--- begin RECORD EXTRACTS ---

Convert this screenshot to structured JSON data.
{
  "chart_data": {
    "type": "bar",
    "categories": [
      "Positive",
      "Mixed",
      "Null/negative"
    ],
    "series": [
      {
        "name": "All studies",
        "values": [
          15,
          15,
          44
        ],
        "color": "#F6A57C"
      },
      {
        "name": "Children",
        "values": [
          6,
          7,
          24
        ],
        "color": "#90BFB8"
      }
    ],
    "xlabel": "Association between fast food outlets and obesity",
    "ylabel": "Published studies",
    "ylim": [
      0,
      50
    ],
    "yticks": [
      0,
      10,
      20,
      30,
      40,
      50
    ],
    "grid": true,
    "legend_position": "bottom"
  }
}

--- end RECORD EXTRACTS ---

• [WHAT YOU WILL DO]: Go through the material above line by line and copy it exactly.

• [WRITTEN ANSWER]:
Convert this screenshot to structured JSON data.
{
  "chart_data": {
    "type": "bar",
    "categories": [
      "Positive",
      "Mixed",
      "Null/negative"
    ],
    "series": [
      {
        "name": "All studies",
        "values": [
          15,
          15,
          44
        ],
        "color": "#F6A57C"
      },
      {
        "name": "Children",
        "values": [
          6,
          7,
          24
        ],
        "color": "#90BFB8"
      }
    ],
    "xlabel": "Association between fast food outlets and obesity",
    "ylabel": "Published studies",
    "ylim": [
      0,
      50
    ],
    "yticks": [
      0,
      10,
      20,
      30,
      40,
      50
    ],
    "grid": true,
    "legend_position": "bottom"
  }
}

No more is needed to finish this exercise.